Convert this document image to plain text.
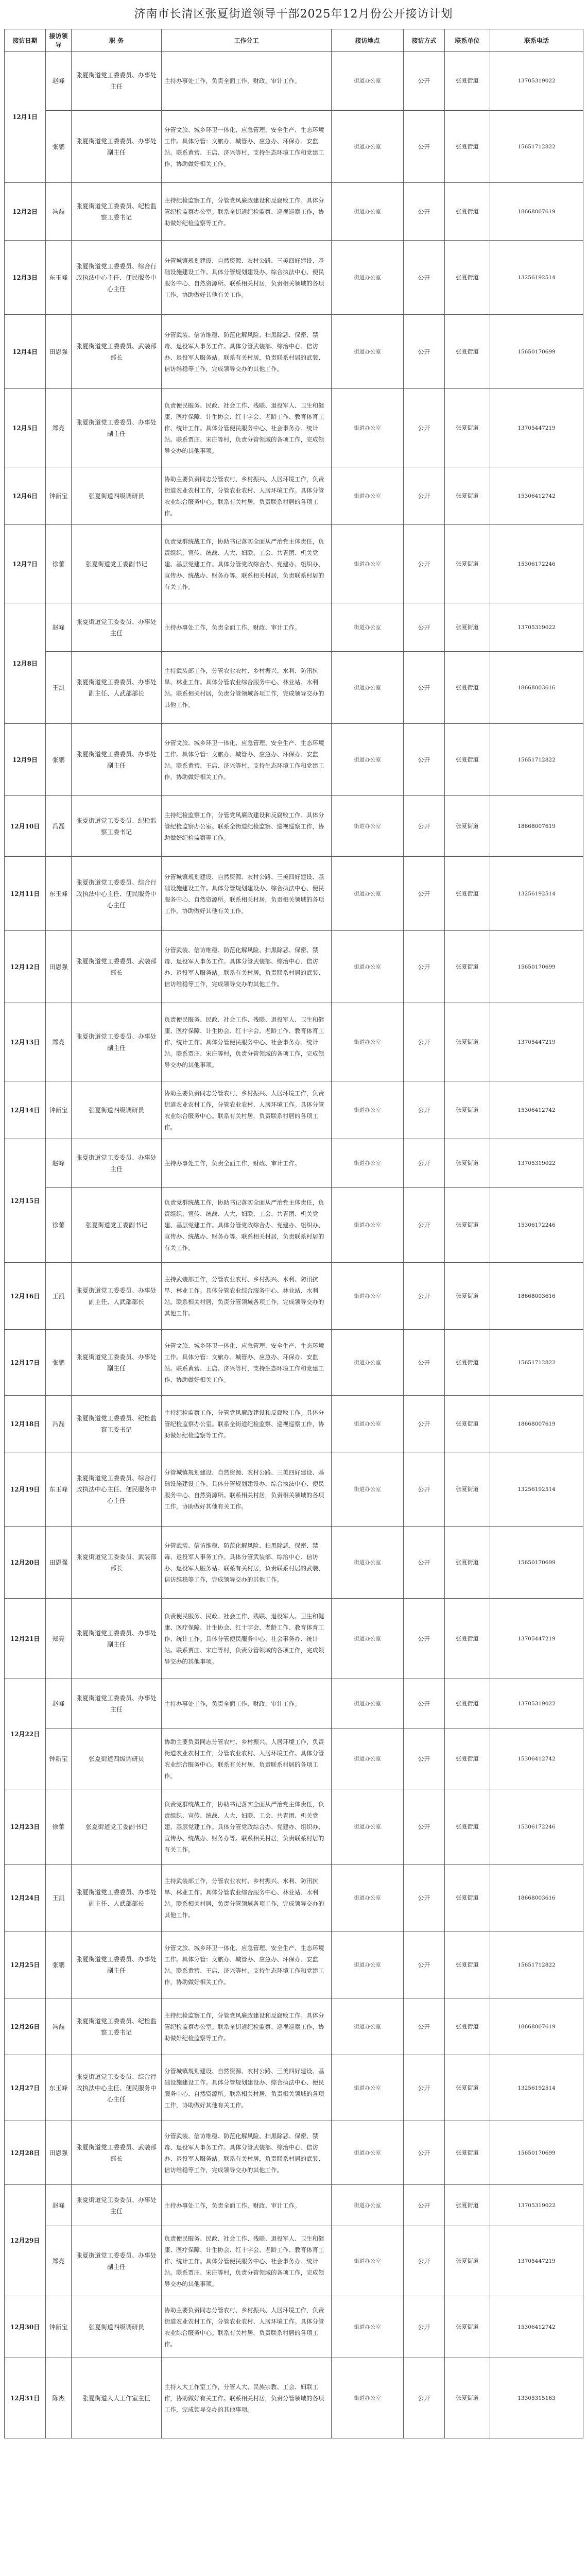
济南市长清区张夏街道领导干部2025年12月份公开接访计划
接访日期	接访领导	职 务	工作分工	接访地点	接访方式	联系单位	联系电话
12月1日	赵峰	张夏街道党工委委员、办事处主任	主持办事处工作，负责全面工作，财政、审计工作。	街道办公室	公开	张夏街道	13705319022
	张鹏	张夏街道党工委委员、办事处副主任	分管文旅、城乡环卫一体化、应急管理、安全生产、生态环境工作。具体分管：文旅办、城管办、应急办、环保办、安监站。联系黄营、王店、济兴等村，支持生态环境工作和党建工作，协助做好相关工作。	街道办公室	公开	张夏街道	15651712822
12月2日	冯磊	张夏街道党工委委员、纪检监察工委书记	主持纪检监察工作，分管党风廉政建设和反腐败工作。具体分管纪检监察办公室。联系全街道纪检监察、巡视巡察工作，协助做好纪检监察等工作。	街道办公室	公开	张夏街道	18668007619
12月3日	东玉峰	张夏街道党工委委员、综合行政执法中心主任、便民服务中心主任	分管城镇规划建设、自然资源、农村公路、三美四好建设、基础设施建设工作。具体分管规划建设办、综合执法中心、便民服务中心、自然资源所。联系相关村居，负责相关领域的各项工作，协助做好其他有关工作。	街道办公室	公开	张夏街道	13256192514
12月4日	田恩强	张夏街道党工委委员、武装部部长	分管武装、信访维稳、防范化解风险、扫黑除恶、保密、禁毒、退役军人事务工作。具体分管武装部、综治中心、信访办、退役军人服务站。联系有关村居，负责联系村居的武装、信访维稳等工作，完成领导交办的其他工作。	街道办公室	公开	张夏街道	15650170699
12月5日	郑亮	张夏街道党工委委员、办事处副主任	负责便民服务、民政、社会工作、残联、退役军人、卫生和健康、医疗保障、计生协会、红十字会、老龄工作、教育体育工作、统计工作。具体分管便民服务中心、社会事务办、统计站。联系贾庄、宋庄等村，负责分管领域的各项工作，完成领导交办的其他事项。	街道办公室	公开	张夏街道	13705447219
12月6日	钟新宝	张夏街道四级调研员	协助主要负责同志分管农村、乡村振兴、人居环境工作，负责街道农业农村工作，分管农业农村、人居环境工作。具体分管农业综合服务中心。联系有关村居，负责联系村居的各项工作。	街道办公室	公开	张夏街道	15306412742
12月7日	徐蕾	张夏街道党工委副书记	负责党群统战工作，协助书记落实全面从严治党主体责任，负责组织、宣传、统战、人大、妇联、工会、共青团、机关党建、基层党建工作。具体分管党政综合办、党建办、组织办、宣传办、统战办、财务办等。联系相关村居，负责联系村居的有关工作。	街道办公室	公开	张夏街道	15306172246
12月8日	赵峰	张夏街道党工委委员、办事处主任	主持办事处工作，负责全面工作，财政、审计工作。	街道办公室	公开	张夏街道	13705319022
	王凯	张夏街道党工委委员、办事处副主任、人武部部长	主持武装部工作，分管农业农村、乡村振兴、水利、防汛抗旱、林业工作。具体分管农业综合服务中心、林业站、水利站。联系相关村居，负责分管领域各项工作，完成领导交办的其他工作。	街道办公室	公开	张夏街道	18668003616
12月9日	张鹏	张夏街道党工委委员、办事处副主任	分管文旅、城乡环卫一体化、应急管理、安全生产、生态环境工作。具体分管：文旅办、城管办、应急办、环保办、安监站。联系黄营、王店、济兴等村，支持生态环境工作和党建工作，协助做好相关工作。	街道办公室	公开	张夏街道	15651712822
12月10日	冯磊	张夏街道党工委委员、纪检监察工委书记	主持纪检监察工作，分管党风廉政建设和反腐败工作。具体分管纪检监察办公室。联系全街道纪检监察、巡视巡察工作，协助做好纪检监察等工作。	街道办公室	公开	张夏街道	18668007619
12月11日	东玉峰	张夏街道党工委委员、综合行政执法中心主任、便民服务中心主任	分管城镇规划建设、自然资源、农村公路、三美四好建设、基础设施建设工作。具体分管规划建设办、综合执法中心、便民服务中心、自然资源所。联系相关村居，负责相关领域的各项工作，协助做好其他有关工作。	街道办公室	公开	张夏街道	13256192514
12月12日	田恩强	张夏街道党工委委员、武装部部长	分管武装、信访维稳、防范化解风险、扫黑除恶、保密、禁毒、退役军人事务工作。具体分管武装部、综治中心、信访办、退役军人服务站。联系有关村居，负责联系村居的武装、信访维稳等工作，完成领导交办的其他工作。	街道办公室	公开	张夏街道	15650170699
12月13日	郑亮	张夏街道党工委委员、办事处副主任	负责便民服务、民政、社会工作、残联、退役军人、卫生和健康、医疗保障、计生协会、红十字会、老龄工作、教育体育工作、统计工作。具体分管便民服务中心、社会事务办、统计站。联系贾庄、宋庄等村，负责分管领域的各项工作，完成领导交办的其他事项。	街道办公室	公开	张夏街道	13705447219
12月14日	钟新宝	张夏街道四级调研员	协助主要负责同志分管农村、乡村振兴、人居环境工作，负责街道农业农村工作，分管农业农村、人居环境工作。具体分管农业综合服务中心。联系有关村居，负责联系村居的各项工作。	街道办公室	公开	张夏街道	15306412742
12月15日	赵峰	张夏街道党工委委员、办事处主任	主持办事处工作，负责全面工作，财政、审计工作。	街道办公室	公开	张夏街道	13705319022
	徐蕾	张夏街道党工委副书记	负责党群统战工作，协助书记落实全面从严治党主体责任，负责组织、宣传、统战、人大、妇联、工会、共青团、机关党建、基层党建工作。具体分管党政综合办、党建办、组织办、宣传办、统战办、财务办等。联系相关村居，负责联系村居的有关工作。	街道办公室	公开	张夏街道	15306172246
12月16日	王凯	张夏街道党工委委员、办事处副主任、人武部部长	主持武装部工作，分管农业农村、乡村振兴、水利、防汛抗旱、林业工作。具体分管农业综合服务中心、林业站、水利站。联系相关村居，负责分管领域各项工作，完成领导交办的其他工作。	街道办公室	公开	张夏街道	18668003616
12月17日	张鹏	张夏街道党工委委员、办事处副主任	分管文旅、城乡环卫一体化、应急管理、安全生产、生态环境工作。具体分管：文旅办、城管办、应急办、环保办、安监站。联系黄营、王店、济兴等村，支持生态环境工作和党建工作，协助做好相关工作。	街道办公室	公开	张夏街道	15651712822
12月18日	冯磊	张夏街道党工委委员、纪检监察工委书记	主持纪检监察工作，分管党风廉政建设和反腐败工作。具体分管纪检监察办公室。联系全街道纪检监察、巡视巡察工作，协助做好纪检监察等工作。	街道办公室	公开	张夏街道	18668007619
12月19日	东玉峰	张夏街道党工委委员、综合行政执法中心主任、便民服务中心主任	分管城镇规划建设、自然资源、农村公路、三美四好建设、基础设施建设工作。具体分管规划建设办、综合执法中心、便民服务中心、自然资源所。联系相关村居，负责相关领域的各项工作，协助做好其他有关工作。	街道办公室	公开	张夏街道	13256192514
12月20日	田恩强	张夏街道党工委委员、武装部部长	分管武装、信访维稳、防范化解风险、扫黑除恶、保密、禁毒、退役军人事务工作。具体分管武装部、综治中心、信访办、退役军人服务站。联系有关村居，负责联系村居的武装、信访维稳等工作，完成领导交办的其他工作。	街道办公室	公开	张夏街道	15650170699
12月21日	郑亮	张夏街道党工委委员、办事处副主任	负责便民服务、民政、社会工作、残联、退役军人、卫生和健康、医疗保障、计生协会、红十字会、老龄工作、教育体育工作、统计工作。具体分管便民服务中心、社会事务办、统计站。联系贾庄、宋庄等村，负责分管领域的各项工作，完成领导交办的其他事项。	街道办公室	公开	张夏街道	13705447219
12月22日	赵峰	张夏街道党工委委员、办事处主任	主持办事处工作，负责全面工作，财政、审计工作。	街道办公室	公开	张夏街道	13705319022
	钟新宝	张夏街道四级调研员	协助主要负责同志分管农村、乡村振兴、人居环境工作，负责街道农业农村工作，分管农业农村、人居环境工作。具体分管农业综合服务中心。联系有关村居，负责联系村居的各项工作。	街道办公室	公开	张夏街道	15306412742
12月23日	徐蕾	张夏街道党工委副书记	负责党群统战工作，协助书记落实全面从严治党主体责任，负责组织、宣传、统战、人大、妇联、工会、共青团、机关党建、基层党建工作。具体分管党政综合办、党建办、组织办、宣传办、统战办、财务办等。联系相关村居，负责联系村居的有关工作。	街道办公室	公开	张夏街道	15306172246
12月24日	王凯	张夏街道党工委委员、办事处副主任、人武部部长	主持武装部工作，分管农业农村、乡村振兴、水利、防汛抗旱、林业工作。具体分管农业综合服务中心、林业站、水利站。联系相关村居，负责分管领域各项工作，完成领导交办的其他工作。	街道办公室	公开	张夏街道	18668003616
12月25日	张鹏	张夏街道党工委委员、办事处副主任	分管文旅、城乡环卫一体化、应急管理、安全生产、生态环境工作。具体分管：文旅办、城管办、应急办、环保办、安监站。联系黄营、王店、济兴等村，支持生态环境工作和党建工作，协助做好相关工作。	街道办公室	公开	张夏街道	15651712822
12月26日	冯磊	张夏街道党工委委员、纪检监察工委书记	主持纪检监察工作，分管党风廉政建设和反腐败工作。具体分管纪检监察办公室。联系全街道纪检监察、巡视巡察工作，协助做好纪检监察等工作。	街道办公室	公开	张夏街道	18668007619
12月27日	东玉峰	张夏街道党工委委员、综合行政执法中心主任、便民服务中心主任	分管城镇规划建设、自然资源、农村公路、三美四好建设、基础设施建设工作。具体分管规划建设办、综合执法中心、便民服务中心、自然资源所。联系相关村居，负责相关领域的各项工作，协助做好其他有关工作。	街道办公室	公开	张夏街道	13256192514
12月28日	田恩强	张夏街道党工委委员、武装部部长	分管武装、信访维稳、防范化解风险、扫黑除恶、保密、禁毒、退役军人事务工作。具体分管武装部、综治中心、信访办、退役军人服务站。联系有关村居，负责联系村居的武装、信访维稳等工作，完成领导交办的其他工作。	街道办公室	公开	张夏街道	15650170699
12月29日	赵峰	张夏街道党工委委员、办事处主任	主持办事处工作，负责全面工作，财政、审计工作。	街道办公室	公开	张夏街道	13705319022
	郑亮	张夏街道党工委委员、办事处副主任	负责便民服务、民政、社会工作、残联、退役军人、卫生和健康、医疗保障、计生协会、红十字会、老龄工作、教育体育工作、统计工作。具体分管便民服务中心、社会事务办、统计站。联系贾庄、宋庄等村，负责分管领域的各项工作，完成领导交办的其他事项。	街道办公室	公开	张夏街道	13705447219
12月30日	钟新宝	张夏街道四级调研员	协助主要负责同志分管农村、乡村振兴、人居环境工作，负责街道农业农村工作，分管农业农村、人居环境工作。具体分管农业综合服务中心。联系有关村居，负责联系村居的各项工作。	街道办公室	公开	张夏街道	15306412742
12月31日	陈杰	张夏街道人大工作室主任	主持人大工作室工作，分管人大、民族宗教、工会、妇联工作，协助做好有关工作。联系相关村居，负责分管领域的各项工作，完成领导交办的其他事项。	街道办公室	公开	张夏街道	13305315163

Exercise instructions:
Search the entries for the string "纪检监察工委书记" and collect each line that has it.

Written response:
12月2日	冯磊	张夏街道党工委委员、纪检监察工委书记	主持纪检监察工作，分管党风廉政建设和反腐败工作。具体分管纪检监察办公室。联系全街道纪检监察、巡视巡察工作，协助做好纪检监察等工作。	街道办公室	公开	张夏街道	18668007619
12月10日	冯磊	张夏街道党工委委员、纪检监察工委书记	主持纪检监察工作，分管党风廉政建设和反腐败工作。具体分管纪检监察办公室。联系全街道纪检监察、巡视巡察工作，协助做好纪检监察等工作。	街道办公室	公开	张夏街道	18668007619
12月18日	冯磊	张夏街道党工委委员、纪检监察工委书记	主持纪检监察工作，分管党风廉政建设和反腐败工作。具体分管纪检监察办公室。联系全街道纪检监察、巡视巡察工作，协助做好纪检监察等工作。	街道办公室	公开	张夏街道	18668007619
12月26日	冯磊	张夏街道党工委委员、纪检监察工委书记	主持纪检监察工作，分管党风廉政建设和反腐败工作。具体分管纪检监察办公室。联系全街道纪检监察、巡视巡察工作，协助做好纪检监察等工作。	街道办公室	公开	张夏街道	18668007619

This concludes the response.